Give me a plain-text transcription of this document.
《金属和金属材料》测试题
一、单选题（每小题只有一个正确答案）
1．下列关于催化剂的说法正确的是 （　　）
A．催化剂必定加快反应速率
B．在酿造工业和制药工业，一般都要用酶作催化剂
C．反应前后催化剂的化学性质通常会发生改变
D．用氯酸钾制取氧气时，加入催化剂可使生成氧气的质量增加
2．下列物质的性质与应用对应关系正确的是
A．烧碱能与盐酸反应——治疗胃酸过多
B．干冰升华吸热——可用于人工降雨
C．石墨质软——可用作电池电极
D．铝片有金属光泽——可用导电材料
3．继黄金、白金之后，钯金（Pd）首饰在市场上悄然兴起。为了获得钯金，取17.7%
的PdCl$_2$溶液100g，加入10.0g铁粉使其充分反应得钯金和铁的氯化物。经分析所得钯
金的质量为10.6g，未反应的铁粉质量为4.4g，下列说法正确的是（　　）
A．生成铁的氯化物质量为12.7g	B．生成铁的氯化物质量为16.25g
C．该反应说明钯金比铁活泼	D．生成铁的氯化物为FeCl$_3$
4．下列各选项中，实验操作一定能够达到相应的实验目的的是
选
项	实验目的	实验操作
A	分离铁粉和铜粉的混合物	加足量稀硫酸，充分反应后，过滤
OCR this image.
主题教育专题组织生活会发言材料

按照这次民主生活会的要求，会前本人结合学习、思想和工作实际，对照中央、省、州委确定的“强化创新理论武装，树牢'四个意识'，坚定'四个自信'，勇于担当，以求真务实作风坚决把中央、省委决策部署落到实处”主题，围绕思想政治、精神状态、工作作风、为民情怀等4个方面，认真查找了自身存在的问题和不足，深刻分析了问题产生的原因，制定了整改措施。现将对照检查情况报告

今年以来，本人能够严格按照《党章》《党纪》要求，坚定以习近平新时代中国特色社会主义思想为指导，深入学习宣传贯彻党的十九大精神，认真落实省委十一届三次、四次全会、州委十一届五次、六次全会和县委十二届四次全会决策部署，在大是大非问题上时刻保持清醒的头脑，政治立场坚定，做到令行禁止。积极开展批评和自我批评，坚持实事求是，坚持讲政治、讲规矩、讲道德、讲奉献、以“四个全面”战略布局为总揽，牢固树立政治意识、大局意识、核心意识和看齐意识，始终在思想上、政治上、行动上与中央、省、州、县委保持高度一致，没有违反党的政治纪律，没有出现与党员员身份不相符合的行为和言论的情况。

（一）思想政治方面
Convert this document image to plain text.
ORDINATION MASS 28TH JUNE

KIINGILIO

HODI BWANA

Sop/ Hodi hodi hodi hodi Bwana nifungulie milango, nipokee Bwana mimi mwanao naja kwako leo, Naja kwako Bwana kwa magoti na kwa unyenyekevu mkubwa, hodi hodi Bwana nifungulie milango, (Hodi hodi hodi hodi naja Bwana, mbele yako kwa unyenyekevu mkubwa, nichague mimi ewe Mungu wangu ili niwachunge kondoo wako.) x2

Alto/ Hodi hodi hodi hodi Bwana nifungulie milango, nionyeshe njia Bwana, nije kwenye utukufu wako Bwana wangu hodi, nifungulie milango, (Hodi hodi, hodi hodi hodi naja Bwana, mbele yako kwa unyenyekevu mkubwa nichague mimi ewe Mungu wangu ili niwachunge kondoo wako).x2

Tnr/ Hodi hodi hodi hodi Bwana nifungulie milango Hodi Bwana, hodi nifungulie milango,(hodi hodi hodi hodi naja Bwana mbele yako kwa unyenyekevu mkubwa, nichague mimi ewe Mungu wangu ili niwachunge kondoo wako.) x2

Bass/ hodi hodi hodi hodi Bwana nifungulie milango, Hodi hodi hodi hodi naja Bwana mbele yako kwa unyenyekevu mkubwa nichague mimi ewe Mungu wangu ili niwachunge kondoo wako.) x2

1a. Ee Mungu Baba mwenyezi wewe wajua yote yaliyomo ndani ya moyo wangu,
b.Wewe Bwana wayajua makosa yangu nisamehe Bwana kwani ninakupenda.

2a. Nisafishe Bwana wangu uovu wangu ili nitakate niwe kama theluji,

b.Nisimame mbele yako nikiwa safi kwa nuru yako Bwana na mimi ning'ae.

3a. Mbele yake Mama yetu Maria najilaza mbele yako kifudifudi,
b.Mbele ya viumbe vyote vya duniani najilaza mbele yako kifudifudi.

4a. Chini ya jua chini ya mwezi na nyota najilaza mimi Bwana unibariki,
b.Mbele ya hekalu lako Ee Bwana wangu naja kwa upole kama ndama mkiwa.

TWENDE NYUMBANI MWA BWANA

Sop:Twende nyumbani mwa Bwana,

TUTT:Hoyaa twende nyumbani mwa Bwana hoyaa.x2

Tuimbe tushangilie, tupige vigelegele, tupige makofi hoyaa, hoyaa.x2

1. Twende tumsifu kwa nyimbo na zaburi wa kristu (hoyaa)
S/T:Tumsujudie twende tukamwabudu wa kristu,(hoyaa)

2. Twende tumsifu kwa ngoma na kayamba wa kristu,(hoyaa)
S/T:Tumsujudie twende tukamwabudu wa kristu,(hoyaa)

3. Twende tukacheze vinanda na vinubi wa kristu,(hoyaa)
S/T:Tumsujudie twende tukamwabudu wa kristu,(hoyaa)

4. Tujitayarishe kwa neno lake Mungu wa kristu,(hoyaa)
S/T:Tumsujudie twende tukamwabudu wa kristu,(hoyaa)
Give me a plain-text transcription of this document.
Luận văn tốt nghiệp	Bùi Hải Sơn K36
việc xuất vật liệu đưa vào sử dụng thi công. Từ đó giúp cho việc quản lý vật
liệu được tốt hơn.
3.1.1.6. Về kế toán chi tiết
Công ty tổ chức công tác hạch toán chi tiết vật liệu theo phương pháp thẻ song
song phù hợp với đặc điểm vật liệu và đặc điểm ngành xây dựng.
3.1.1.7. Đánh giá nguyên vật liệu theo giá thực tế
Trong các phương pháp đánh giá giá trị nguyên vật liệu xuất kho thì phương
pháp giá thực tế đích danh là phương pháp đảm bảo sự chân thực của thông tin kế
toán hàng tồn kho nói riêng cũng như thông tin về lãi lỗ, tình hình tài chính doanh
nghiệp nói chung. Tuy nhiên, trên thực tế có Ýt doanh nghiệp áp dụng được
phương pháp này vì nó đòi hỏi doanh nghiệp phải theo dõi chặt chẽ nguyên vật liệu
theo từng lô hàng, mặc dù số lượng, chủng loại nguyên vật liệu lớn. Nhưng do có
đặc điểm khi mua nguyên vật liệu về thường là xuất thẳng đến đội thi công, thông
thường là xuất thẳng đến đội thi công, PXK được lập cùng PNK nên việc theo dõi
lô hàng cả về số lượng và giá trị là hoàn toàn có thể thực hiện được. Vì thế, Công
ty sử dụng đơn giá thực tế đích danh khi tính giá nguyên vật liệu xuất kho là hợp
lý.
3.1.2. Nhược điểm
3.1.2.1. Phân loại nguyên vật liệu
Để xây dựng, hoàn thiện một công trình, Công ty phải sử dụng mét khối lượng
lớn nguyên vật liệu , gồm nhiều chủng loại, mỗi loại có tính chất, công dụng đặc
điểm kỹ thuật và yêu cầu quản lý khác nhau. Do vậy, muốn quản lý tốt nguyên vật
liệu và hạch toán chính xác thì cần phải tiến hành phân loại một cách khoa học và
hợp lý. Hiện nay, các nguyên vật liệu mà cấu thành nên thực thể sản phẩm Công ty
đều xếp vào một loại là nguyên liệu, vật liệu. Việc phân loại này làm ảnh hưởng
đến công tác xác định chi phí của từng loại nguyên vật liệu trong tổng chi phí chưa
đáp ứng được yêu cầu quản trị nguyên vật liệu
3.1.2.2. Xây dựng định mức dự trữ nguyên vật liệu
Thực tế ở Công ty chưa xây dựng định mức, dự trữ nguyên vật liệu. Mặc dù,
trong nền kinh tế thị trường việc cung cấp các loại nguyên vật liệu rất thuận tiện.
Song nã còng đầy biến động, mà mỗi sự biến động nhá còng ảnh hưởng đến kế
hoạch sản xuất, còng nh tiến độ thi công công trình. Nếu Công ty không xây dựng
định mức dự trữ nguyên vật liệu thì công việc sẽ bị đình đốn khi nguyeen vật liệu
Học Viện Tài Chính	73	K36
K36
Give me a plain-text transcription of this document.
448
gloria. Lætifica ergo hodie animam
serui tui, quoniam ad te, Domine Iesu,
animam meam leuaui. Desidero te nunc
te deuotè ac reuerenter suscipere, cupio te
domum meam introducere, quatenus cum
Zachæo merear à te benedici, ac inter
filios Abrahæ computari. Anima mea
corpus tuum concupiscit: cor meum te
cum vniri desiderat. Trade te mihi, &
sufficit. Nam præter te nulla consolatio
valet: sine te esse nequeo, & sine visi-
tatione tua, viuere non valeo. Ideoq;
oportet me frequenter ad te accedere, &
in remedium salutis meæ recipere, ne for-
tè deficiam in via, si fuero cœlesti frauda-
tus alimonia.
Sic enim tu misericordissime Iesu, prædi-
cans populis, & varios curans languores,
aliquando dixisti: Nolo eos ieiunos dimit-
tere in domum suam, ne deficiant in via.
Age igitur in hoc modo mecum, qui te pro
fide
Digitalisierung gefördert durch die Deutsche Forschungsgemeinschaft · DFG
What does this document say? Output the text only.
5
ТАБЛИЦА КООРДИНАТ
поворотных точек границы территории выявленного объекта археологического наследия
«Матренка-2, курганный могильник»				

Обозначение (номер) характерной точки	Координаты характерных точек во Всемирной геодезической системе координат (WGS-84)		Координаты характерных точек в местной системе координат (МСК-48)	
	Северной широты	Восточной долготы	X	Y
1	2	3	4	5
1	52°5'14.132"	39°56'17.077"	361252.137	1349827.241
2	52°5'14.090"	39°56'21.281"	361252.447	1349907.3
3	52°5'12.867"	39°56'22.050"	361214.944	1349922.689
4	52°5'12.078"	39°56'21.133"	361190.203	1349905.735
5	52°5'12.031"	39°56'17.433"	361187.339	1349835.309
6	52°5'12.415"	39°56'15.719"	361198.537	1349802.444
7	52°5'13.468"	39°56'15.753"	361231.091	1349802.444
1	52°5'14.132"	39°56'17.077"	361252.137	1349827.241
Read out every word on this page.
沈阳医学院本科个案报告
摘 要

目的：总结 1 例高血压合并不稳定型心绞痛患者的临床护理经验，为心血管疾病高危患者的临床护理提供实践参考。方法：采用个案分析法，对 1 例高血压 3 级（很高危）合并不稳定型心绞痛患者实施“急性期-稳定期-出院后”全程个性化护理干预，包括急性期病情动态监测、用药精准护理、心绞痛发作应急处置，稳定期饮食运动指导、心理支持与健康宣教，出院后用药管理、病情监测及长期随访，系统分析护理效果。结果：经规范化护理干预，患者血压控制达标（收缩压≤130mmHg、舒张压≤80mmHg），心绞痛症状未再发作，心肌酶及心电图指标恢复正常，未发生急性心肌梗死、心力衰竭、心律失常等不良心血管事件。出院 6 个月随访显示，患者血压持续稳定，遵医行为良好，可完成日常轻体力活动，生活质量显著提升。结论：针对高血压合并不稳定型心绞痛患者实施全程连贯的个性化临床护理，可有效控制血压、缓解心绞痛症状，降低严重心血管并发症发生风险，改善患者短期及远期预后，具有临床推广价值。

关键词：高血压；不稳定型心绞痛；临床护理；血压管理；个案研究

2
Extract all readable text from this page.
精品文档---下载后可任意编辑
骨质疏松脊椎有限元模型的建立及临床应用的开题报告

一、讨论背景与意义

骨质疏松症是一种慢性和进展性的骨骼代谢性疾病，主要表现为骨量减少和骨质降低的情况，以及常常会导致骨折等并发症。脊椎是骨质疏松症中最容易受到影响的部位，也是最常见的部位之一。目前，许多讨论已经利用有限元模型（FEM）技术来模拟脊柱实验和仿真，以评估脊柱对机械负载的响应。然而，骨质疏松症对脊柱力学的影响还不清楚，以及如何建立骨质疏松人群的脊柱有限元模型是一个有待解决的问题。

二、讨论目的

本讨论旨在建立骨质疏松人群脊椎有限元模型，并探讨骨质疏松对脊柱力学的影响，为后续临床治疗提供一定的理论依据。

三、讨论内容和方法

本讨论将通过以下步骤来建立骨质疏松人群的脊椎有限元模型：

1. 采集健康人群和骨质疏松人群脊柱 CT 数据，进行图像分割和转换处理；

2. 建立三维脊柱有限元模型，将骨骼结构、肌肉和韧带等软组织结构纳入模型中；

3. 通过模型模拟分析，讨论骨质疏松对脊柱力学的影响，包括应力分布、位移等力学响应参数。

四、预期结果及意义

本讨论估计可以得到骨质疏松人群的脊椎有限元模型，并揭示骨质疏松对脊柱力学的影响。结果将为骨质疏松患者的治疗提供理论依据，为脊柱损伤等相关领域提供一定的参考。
◆ ◆ ◆ ◆
=== Work to be completed ===
Copy each line exactly, from the line containing "Read out every word on this page." down to the last line of the material, and no other lines.

=== Worked answer ===
Read out every word on this page.
沈阳医学院本科个案报告
摘 要

目的：总结 1 例高血压合并不稳定型心绞痛患者的临床护理经验，为心血管疾病高危患者的临床护理提供实践参考。方法：采用个案分析法，对 1 例高血压 3 级（很高危）合并不稳定型心绞痛患者实施“急性期-稳定期-出院后”全程个性化护理干预，包括急性期病情动态监测、用药精准护理、心绞痛发作应急处置，稳定期饮食运动指导、心理支持与健康宣教，出院后用药管理、病情监测及长期随访，系统分析护理效果。结果：经规范化护理干预，患者血压控制达标（收缩压≤130mmHg、舒张压≤80mmHg），心绞痛症状未再发作，心肌酶及心电图指标恢复正常，未发生急性心肌梗死、心力衰竭、心律失常等不良心血管事件。出院 6 个月随访显示，患者血压持续稳定，遵医行为良好，可完成日常轻体力活动，生活质量显著提升。结论：针对高血压合并不稳定型心绞痛患者实施全程连贯的个性化临床护理，可有效控制血压、缓解心绞痛症状，降低严重心血管并发症发生风险，改善患者短期及远期预后，具有临床推广价值。

关键词：高血压；不稳定型心绞痛；临床护理；血压管理；个案研究

2
Extract all readable text from this page.
精品文档---下载后可任意编辑
骨质疏松脊椎有限元模型的建立及临床应用的开题报告

一、讨论背景与意义

骨质疏松症是一种慢性和进展性的骨骼代谢性疾病，主要表现为骨量减少和骨质降低的情况，以及常常会导致骨折等并发症。脊椎是骨质疏松症中最容易受到影响的部位，也是最常见的部位之一。目前，许多讨论已经利用有限元模型（FEM）技术来模拟脊柱实验和仿真，以评估脊柱对机械负载的响应。然而，骨质疏松症对脊柱力学的影响还不清楚，以及如何建立骨质疏松人群的脊柱有限元模型是一个有待解决的问题。

二、讨论目的

本讨论旨在建立骨质疏松人群脊椎有限元模型，并探讨骨质疏松对脊柱力学的影响，为后续临床治疗提供一定的理论依据。

三、讨论内容和方法

本讨论将通过以下步骤来建立骨质疏松人群的脊椎有限元模型：

1. 采集健康人群和骨质疏松人群脊柱 CT 数据，进行图像分割和转换处理；

2. 建立三维脊柱有限元模型，将骨骼结构、肌肉和韧带等软组织结构纳入模型中；

3. 通过模型模拟分析，讨论骨质疏松对脊柱力学的影响，包括应力分布、位移等力学响应参数。

四、预期结果及意义

本讨论估计可以得到骨质疏松人群的脊椎有限元模型，并揭示骨质疏松对脊柱力学的影响。结果将为骨质疏松患者的治疗提供理论依据，为脊柱损伤等相关领域提供一定的参考。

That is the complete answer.